Task prompt - Every record must be written out once more, with nothing added or omitted.

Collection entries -
☆ ☆ ☆ ☆ ☆

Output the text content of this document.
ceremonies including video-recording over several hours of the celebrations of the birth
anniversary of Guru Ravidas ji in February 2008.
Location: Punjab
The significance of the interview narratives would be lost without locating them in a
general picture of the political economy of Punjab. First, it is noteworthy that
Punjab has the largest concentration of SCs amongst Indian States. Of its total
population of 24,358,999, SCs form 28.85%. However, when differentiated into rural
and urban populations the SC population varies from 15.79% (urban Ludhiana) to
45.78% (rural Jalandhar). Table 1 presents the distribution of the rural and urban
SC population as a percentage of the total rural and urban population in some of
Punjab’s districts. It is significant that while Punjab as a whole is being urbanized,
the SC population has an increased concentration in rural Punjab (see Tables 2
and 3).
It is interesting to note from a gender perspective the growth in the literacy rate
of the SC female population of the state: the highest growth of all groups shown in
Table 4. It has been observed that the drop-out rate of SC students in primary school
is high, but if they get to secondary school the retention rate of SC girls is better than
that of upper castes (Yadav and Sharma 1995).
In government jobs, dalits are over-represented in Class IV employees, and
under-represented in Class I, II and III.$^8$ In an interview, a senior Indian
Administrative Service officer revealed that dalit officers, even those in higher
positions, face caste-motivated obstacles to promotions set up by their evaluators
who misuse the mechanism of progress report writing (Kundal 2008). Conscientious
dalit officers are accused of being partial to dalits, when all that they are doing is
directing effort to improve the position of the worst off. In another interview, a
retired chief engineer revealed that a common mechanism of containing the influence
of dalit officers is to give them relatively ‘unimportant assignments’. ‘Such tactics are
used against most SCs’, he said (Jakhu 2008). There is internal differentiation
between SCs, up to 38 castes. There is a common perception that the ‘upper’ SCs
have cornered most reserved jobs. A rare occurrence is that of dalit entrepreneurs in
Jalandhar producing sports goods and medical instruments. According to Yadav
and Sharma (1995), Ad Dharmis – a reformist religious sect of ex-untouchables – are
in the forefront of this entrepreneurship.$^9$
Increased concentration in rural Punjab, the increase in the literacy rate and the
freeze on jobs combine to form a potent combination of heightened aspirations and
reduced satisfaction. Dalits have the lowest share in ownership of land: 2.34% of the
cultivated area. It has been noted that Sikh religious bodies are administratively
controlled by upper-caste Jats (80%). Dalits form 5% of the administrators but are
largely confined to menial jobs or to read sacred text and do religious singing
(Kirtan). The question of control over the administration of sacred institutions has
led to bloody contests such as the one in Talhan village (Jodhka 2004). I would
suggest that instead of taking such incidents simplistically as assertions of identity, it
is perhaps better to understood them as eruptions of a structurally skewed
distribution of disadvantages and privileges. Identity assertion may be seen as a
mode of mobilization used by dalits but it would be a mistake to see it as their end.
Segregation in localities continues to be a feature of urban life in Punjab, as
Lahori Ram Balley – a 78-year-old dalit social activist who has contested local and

☆ ☆ ☆ ☆ ☆

Task output -
Output the text content of this document.
ceremonies including video-recording over several hours of the celebrations of the birth
anniversary of Guru Ravidas ji in February 2008.
Location: Punjab
The significance of the interview narratives would be lost without locating them in a
general picture of the political economy of Punjab. First, it is noteworthy that
Punjab has the largest concentration of SCs amongst Indian States. Of its total
population of 24,358,999, SCs form 28.85%. However, when differentiated into rural
and urban populations the SC population varies from 15.79% (urban Ludhiana) to
45.78% (rural Jalandhar). Table 1 presents the distribution of the rural and urban
SC population as a percentage of the total rural and urban population in some of
Punjab’s districts. It is significant that while Punjab as a whole is being urbanized,
the SC population has an increased concentration in rural Punjab (see Tables 2
and 3).
It is interesting to note from a gender perspective the growth in the literacy rate
of the SC female population of the state: the highest growth of all groups shown in
Table 4. It has been observed that the drop-out rate of SC students in primary school
is high, but if they get to secondary school the retention rate of SC girls is better than
that of upper castes (Yadav and Sharma 1995).
In government jobs, dalits are over-represented in Class IV employees, and
under-represented in Class I, II and III.$^8$ In an interview, a senior Indian
Administrative Service officer revealed that dalit officers, even those in higher
positions, face caste-motivated obstacles to promotions set up by their evaluators
who misuse the mechanism of progress report writing (Kundal 2008). Conscientious
dalit officers are accused of being partial to dalits, when all that they are doing is
directing effort to improve the position of the worst off. In another interview, a
retired chief engineer revealed that a common mechanism of containing the influence
of dalit officers is to give them relatively ‘unimportant assignments’. ‘Such tactics are
used against most SCs’, he said (Jakhu 2008). There is internal differentiation
between SCs, up to 38 castes. There is a common perception that the ‘upper’ SCs
have cornered most reserved jobs. A rare occurrence is that of dalit entrepreneurs in
Jalandhar producing sports goods and medical instruments. According to Yadav
and Sharma (1995), Ad Dharmis – a reformist religious sect of ex-untouchables – are
in the forefront of this entrepreneurship.$^9$
Increased concentration in rural Punjab, the increase in the literacy rate and the
freeze on jobs combine to form a potent combination of heightened aspirations and
reduced satisfaction. Dalits have the lowest share in ownership of land: 2.34% of the
cultivated area. It has been noted that Sikh religious bodies are administratively
controlled by upper-caste Jats (80%). Dalits form 5% of the administrators but are
largely confined to menial jobs or to read sacred text and do religious singing
(Kirtan). The question of control over the administration of sacred institutions has
led to bloody contests such as the one in Talhan village (Jodhka 2004). I would
suggest that instead of taking such incidents simplistically as assertions of identity, it
is perhaps better to understood them as eruptions of a structurally skewed
distribution of disadvantages and privileges. Identity assertion may be seen as a
mode of mobilization used by dalits but it would be a mistake to see it as their end.
Segregation in localities continues to be a feature of urban life in Punjab, as
Lahori Ram Balley – a 78-year-old dalit social activist who has contested local and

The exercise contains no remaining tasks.